- [Exercise description] Print the data exactly, leaving nothing out.

- [Given entries]
-- -- --

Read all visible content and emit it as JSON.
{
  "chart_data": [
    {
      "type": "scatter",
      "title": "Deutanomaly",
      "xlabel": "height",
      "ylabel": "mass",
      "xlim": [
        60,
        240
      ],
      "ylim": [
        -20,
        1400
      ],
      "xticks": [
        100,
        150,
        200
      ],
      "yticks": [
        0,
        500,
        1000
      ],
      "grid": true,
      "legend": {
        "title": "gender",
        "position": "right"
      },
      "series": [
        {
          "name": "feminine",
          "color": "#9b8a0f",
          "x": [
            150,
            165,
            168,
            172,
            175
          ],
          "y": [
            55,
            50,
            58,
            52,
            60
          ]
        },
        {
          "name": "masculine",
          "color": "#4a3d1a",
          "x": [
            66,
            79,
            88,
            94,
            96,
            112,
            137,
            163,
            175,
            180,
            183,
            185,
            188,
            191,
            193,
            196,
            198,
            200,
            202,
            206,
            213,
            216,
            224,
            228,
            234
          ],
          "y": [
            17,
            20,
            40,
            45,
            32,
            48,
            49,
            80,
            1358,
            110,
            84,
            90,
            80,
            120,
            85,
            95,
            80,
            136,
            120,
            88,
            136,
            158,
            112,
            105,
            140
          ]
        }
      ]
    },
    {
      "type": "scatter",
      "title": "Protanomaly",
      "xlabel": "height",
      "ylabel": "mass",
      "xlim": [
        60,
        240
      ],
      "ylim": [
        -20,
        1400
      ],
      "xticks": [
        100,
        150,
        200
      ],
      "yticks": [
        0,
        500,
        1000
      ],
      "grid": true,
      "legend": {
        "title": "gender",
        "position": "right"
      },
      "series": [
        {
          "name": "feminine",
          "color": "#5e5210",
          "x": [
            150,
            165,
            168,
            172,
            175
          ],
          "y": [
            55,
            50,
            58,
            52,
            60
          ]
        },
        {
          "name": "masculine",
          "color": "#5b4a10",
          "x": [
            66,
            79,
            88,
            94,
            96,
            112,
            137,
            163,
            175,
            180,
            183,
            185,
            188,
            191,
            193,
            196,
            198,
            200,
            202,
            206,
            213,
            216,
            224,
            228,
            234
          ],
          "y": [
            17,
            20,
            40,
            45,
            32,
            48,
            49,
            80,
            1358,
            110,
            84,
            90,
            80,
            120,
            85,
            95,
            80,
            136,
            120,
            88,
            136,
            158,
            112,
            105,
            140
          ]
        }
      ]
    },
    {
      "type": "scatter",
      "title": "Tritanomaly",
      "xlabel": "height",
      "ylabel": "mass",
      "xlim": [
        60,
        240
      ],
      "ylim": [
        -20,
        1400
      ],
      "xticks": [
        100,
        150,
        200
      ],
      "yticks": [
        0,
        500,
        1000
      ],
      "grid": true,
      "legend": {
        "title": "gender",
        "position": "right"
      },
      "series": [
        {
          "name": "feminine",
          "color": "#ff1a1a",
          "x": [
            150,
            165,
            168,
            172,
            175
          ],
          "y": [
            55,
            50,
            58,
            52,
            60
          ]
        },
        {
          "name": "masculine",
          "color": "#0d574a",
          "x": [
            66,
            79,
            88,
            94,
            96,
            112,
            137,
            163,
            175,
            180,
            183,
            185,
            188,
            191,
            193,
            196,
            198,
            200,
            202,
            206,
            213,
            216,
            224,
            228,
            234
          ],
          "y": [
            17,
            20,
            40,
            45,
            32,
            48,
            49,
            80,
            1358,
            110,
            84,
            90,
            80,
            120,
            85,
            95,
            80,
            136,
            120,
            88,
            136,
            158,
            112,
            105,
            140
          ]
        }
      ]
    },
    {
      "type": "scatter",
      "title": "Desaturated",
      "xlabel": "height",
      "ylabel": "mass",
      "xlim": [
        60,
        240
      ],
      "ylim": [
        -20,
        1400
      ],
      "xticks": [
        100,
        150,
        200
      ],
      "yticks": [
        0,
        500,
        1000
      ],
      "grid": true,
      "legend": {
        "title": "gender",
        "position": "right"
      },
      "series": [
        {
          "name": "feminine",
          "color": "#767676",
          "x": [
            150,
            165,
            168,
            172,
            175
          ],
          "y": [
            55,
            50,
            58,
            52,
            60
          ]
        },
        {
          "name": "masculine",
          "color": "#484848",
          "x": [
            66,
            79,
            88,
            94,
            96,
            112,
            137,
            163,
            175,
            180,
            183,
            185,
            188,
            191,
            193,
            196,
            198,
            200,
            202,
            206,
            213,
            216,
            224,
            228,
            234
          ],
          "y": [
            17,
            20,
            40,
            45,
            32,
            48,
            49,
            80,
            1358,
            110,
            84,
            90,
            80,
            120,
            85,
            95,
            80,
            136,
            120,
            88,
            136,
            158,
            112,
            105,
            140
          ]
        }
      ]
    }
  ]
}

-- -- --

- [Answer below]
Read all visible content and emit it as JSON.
{
  "chart_data": [
    {
      "type": "scatter",
      "title": "Deutanomaly",
      "xlabel": "height",
      "ylabel": "mass",
      "xlim": [
        60,
        240
      ],
      "ylim": [
        -20,
        1400
      ],
      "xticks": [
        100,
        150,
        200
      ],
      "yticks": [
        0,
        500,
        1000
      ],
      "grid": true,
      "legend": {
        "title": "gender",
        "position": "right"
      },
      "series": [
        {
          "name": "feminine",
          "color": "#9b8a0f",
          "x": [
            150,
            165,
            168,
            172,
            175
          ],
          "y": [
            55,
            50,
            58,
            52,
            60
          ]
        },
        {
          "name": "masculine",
          "color": "#4a3d1a",
          "x": [
            66,
            79,
            88,
            94,
            96,
            112,
            137,
            163,
            175,
            180,
            183,
            185,
            188,
            191,
            193,
            196,
            198,
            200,
            202,
            206,
            213,
            216,
            224,
            228,
            234
          ],
          "y": [
            17,
            20,
            40,
            45,
            32,
            48,
            49,
            80,
            1358,
            110,
            84,
            90,
            80,
            120,
            85,
            95,
            80,
            136,
            120,
            88,
            136,
            158,
            112,
            105,
            140
          ]
        }
      ]
    },
    {
      "type": "scatter",
      "title": "Protanomaly",
      "xlabel": "height",
      "ylabel": "mass",
      "xlim": [
        60,
        240
      ],
      "ylim": [
        -20,
        1400
      ],
      "xticks": [
        100,
        150,
        200
      ],
      "yticks": [
        0,
        500,
        1000
      ],
      "grid": true,
      "legend": {
        "title": "gender",
        "position": "right"
      },
      "series": [
        {
          "name": "feminine",
          "color": "#5e5210",
          "x": [
            150,
            165,
            168,
            172,
            175
          ],
          "y": [
            55,
            50,
            58,
            52,
            60
          ]
        },
        {
          "name": "masculine",
          "color": "#5b4a10",
          "x": [
            66,
            79,
            88,
            94,
            96,
            112,
            137,
            163,
            175,
            180,
            183,
            185,
            188,
            191,
            193,
            196,
            198,
            200,
            202,
            206,
            213,
            216,
            224,
            228,
            234
          ],
          "y": [
            17,
            20,
            40,
            45,
            32,
            48,
            49,
            80,
            1358,
            110,
            84,
            90,
            80,
            120,
            85,
            95,
            80,
            136,
            120,
            88,
            136,
            158,
            112,
            105,
            140
          ]
        }
      ]
    },
    {
      "type": "scatter",
      "title": "Tritanomaly",
      "xlabel": "height",
      "ylabel": "mass",
      "xlim": [
        60,
        240
      ],
      "ylim": [
        -20,
        1400
      ],
      "xticks": [
        100,
        150,
        200
      ],
      "yticks": [
        0,
        500,
        1000
      ],
      "grid": true,
      "legend": {
        "title": "gender",
        "position": "right"
      },
      "series": [
        {
          "name": "feminine",
          "color": "#ff1a1a",
          "x": [
            150,
            165,
            168,
            172,
            175
          ],
          "y": [
            55,
            50,
            58,
            52,
            60
          ]
        },
        {
          "name": "masculine",
          "color": "#0d574a",
          "x": [
            66,
            79,
            88,
            94,
            96,
            112,
            137,
            163,
            175,
            180,
            183,
            185,
            188,
            191,
            193,
            196,
            198,
            200,
            202,
            206,
            213,
            216,
            224,
            228,
            234
          ],
          "y": [
            17,
            20,
            40,
            45,
            32,
            48,
            49,
            80,
            1358,
            110,
            84,
            90,
            80,
            120,
            85,
            95,
            80,
            136,
            120,
            88,
            136,
            158,
            112,
            105,
            140
          ]
        }
      ]
    },
    {
      "type": "scatter",
      "title": "Desaturated",
      "xlabel": "height",
      "ylabel": "mass",
      "xlim": [
        60,
        240
      ],
      "ylim": [
        -20,
        1400
      ],
      "xticks": [
        100,
        150,
        200
      ],
      "yticks": [
        0,
        500,
        1000
      ],
      "grid": true,
      "legend": {
        "title": "gender",
        "position": "right"
      },
      "series": [
        {
          "name": "feminine",
          "color": "#767676",
          "x": [
            150,
            165,
            168,
            172,
            175
          ],
          "y": [
            55,
            50,
            58,
            52,
            60
          ]
        },
        {
          "name": "masculine",
          "color": "#484848",
          "x": [
            66,
            79,
            88,
            94,
            96,
            112,
            137,
            163,
            175,
            180,
            183,
            185,
            188,
            191,
            193,
            196,
            198,
            200,
            202,
            206,
            213,
            216,
            224,
            228,
            234
          ],
          "y": [
            17,
            20,
            40,
            45,
            32,
            48,
            49,
            80,
            1358,
            110,
            84,
            90,
            80,
            120,
            85,
            95,
            80,
            136,
            120,
            88,
            136,
            158,
            112,
            105,
            140
          ]
        }
      ]
    }
  ]
}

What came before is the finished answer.